▶ **WORK TO DO**: Print the complete set of entries exactly.
==*==
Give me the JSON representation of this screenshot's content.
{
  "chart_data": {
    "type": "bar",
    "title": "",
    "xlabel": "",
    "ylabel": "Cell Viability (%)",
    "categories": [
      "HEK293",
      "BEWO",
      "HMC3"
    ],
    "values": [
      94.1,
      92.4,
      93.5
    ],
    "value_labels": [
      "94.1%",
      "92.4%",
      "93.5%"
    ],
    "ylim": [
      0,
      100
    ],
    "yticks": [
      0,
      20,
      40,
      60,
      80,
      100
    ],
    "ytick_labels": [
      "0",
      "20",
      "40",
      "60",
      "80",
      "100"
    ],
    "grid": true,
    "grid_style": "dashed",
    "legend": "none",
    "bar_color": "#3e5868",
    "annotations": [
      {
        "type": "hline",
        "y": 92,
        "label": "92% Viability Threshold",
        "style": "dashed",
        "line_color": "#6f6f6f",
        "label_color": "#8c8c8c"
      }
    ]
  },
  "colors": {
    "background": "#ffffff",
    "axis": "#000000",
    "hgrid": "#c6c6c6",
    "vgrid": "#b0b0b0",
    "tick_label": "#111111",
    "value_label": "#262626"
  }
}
==*==
▶ **EXPECTED OUTPUT**:
Give me the JSON representation of this screenshot's content.
{
  "chart_data": {
    "type": "bar",
    "title": "",
    "xlabel": "",
    "ylabel": "Cell Viability (%)",
    "categories": [
      "HEK293",
      "BEWO",
      "HMC3"
    ],
    "values": [
      94.1,
      92.4,
      93.5
    ],
    "value_labels": [
      "94.1%",
      "92.4%",
      "93.5%"
    ],
    "ylim": [
      0,
      100
    ],
    "yticks": [
      0,
      20,
      40,
      60,
      80,
      100
    ],
    "ytick_labels": [
      "0",
      "20",
      "40",
      "60",
      "80",
      "100"
    ],
    "grid": true,
    "grid_style": "dashed",
    "legend": "none",
    "bar_color": "#3e5868",
    "annotations": [
      {
        "type": "hline",
        "y": 92,
        "label": "92% Viability Threshold",
        "style": "dashed",
        "line_color": "#6f6f6f",
        "label_color": "#8c8c8c"
      }
    ]
  },
  "colors": {
    "background": "#ffffff",
    "axis": "#000000",
    "hgrid": "#c6c6c6",
    "vgrid": "#b0b0b0",
    "tick_label": "#111111",
    "value_label": "#262626"
  }
}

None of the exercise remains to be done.